→ EXERCISE DESCRIPTION
Of the lines in the entries below, state how many hold the word "volts". Say nothing else.

→ SUPPLIED RECORDS
■ ■ ■ ■ ■

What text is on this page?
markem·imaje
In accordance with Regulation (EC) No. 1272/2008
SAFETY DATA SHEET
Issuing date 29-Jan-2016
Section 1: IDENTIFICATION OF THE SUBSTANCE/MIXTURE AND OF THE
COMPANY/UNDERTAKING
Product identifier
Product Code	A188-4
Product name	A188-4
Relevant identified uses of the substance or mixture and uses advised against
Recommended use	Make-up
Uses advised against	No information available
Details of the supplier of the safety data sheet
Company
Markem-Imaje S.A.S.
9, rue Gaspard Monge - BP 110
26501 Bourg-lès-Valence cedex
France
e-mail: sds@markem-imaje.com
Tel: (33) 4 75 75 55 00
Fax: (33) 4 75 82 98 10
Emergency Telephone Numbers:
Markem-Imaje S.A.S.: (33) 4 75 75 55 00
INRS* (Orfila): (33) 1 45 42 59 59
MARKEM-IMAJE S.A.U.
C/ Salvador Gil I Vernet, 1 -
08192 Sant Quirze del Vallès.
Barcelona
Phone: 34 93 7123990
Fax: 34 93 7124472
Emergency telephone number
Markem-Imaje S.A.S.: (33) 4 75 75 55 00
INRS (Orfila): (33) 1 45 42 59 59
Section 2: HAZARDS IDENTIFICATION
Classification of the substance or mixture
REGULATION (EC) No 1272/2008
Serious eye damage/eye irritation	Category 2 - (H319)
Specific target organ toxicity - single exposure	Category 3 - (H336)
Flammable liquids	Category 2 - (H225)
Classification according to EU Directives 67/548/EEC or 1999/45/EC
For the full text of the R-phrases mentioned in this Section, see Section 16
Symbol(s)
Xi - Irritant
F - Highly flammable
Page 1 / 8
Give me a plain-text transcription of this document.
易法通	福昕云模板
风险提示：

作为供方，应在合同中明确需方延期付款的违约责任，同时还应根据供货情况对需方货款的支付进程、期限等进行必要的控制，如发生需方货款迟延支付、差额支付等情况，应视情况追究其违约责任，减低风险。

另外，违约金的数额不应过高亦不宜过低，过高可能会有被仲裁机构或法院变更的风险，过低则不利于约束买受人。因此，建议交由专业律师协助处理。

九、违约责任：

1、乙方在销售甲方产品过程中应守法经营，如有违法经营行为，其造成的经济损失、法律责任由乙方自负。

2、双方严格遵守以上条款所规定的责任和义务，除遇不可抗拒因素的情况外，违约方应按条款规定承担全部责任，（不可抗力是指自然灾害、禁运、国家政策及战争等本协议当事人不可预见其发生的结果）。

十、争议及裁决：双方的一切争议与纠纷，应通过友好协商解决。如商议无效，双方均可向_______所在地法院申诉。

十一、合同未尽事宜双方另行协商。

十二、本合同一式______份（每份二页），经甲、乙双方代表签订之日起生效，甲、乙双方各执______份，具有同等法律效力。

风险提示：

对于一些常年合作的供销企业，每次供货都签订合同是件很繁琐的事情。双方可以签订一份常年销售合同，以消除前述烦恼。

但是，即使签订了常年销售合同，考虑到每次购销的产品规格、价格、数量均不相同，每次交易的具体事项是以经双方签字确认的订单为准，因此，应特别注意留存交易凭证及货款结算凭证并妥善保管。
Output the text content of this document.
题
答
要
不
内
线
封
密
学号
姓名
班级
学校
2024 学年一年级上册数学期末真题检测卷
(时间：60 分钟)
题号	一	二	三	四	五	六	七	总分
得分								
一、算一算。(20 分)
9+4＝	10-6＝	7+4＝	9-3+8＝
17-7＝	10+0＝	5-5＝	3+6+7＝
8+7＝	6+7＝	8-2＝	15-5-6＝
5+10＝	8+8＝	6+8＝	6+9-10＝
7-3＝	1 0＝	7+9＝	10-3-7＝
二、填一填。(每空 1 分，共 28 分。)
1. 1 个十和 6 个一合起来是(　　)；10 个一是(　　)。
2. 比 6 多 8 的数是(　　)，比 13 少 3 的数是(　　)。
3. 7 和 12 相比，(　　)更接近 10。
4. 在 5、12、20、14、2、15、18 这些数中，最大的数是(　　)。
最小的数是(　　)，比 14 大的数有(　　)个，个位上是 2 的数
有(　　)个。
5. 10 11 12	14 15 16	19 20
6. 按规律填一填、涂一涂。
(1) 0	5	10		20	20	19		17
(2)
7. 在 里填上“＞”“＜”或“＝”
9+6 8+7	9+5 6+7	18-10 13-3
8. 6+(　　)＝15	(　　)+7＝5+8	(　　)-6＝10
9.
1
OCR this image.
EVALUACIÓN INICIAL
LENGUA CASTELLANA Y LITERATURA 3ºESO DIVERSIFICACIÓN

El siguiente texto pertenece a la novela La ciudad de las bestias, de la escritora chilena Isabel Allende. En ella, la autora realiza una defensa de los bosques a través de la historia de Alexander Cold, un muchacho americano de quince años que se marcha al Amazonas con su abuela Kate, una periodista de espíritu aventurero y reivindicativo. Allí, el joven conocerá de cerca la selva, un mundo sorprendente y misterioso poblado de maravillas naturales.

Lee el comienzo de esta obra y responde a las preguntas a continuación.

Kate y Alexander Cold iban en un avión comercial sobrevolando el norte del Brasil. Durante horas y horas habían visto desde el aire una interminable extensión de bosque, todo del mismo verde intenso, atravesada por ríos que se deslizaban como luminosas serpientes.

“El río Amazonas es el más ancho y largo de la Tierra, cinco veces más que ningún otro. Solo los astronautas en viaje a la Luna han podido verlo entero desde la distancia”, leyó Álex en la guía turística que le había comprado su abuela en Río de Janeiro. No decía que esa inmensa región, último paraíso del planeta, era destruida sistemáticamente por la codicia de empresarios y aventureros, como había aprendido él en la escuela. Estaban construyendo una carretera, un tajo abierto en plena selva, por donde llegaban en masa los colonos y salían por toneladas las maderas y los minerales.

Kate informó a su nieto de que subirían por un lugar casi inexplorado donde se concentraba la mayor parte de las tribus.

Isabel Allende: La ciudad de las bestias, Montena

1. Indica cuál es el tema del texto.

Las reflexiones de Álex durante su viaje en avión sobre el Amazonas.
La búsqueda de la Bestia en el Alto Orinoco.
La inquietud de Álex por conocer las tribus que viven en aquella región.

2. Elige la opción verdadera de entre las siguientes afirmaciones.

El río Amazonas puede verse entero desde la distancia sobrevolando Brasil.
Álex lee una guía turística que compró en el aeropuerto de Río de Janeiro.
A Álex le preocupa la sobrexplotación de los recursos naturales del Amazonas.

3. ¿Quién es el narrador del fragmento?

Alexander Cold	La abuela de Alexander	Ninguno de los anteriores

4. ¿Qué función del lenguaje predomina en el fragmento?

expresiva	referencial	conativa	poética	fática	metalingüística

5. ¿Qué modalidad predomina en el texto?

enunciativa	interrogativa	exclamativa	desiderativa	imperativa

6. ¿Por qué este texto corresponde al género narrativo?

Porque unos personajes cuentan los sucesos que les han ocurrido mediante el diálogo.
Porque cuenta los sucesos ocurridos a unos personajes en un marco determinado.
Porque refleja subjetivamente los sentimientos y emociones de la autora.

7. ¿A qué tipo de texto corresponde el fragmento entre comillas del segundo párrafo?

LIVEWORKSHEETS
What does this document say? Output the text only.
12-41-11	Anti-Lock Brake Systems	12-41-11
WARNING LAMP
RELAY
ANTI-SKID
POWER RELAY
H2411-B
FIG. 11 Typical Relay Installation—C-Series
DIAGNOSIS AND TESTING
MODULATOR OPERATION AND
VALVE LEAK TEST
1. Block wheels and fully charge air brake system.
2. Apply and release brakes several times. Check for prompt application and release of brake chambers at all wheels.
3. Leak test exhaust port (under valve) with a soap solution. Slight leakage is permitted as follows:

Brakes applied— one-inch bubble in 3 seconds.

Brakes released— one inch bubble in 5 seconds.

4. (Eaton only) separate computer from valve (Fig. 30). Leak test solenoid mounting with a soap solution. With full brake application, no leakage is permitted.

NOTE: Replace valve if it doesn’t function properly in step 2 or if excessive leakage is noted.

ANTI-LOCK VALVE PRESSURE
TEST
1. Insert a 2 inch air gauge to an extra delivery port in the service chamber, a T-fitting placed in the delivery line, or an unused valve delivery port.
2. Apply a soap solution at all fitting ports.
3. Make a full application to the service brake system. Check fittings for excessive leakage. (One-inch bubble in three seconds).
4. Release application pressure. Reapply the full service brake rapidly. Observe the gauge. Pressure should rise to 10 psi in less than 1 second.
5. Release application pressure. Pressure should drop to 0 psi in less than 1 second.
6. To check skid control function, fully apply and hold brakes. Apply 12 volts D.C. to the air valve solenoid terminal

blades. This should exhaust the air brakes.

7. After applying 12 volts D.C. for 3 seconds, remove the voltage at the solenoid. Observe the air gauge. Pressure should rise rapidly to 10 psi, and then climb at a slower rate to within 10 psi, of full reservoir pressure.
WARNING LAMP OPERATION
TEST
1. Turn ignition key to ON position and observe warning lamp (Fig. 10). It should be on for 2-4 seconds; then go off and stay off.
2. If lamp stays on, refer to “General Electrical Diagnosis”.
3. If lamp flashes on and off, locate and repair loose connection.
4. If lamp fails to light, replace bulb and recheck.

■ ■ ■ ■ ■

→ SOLUTION FOR THIS TASK
2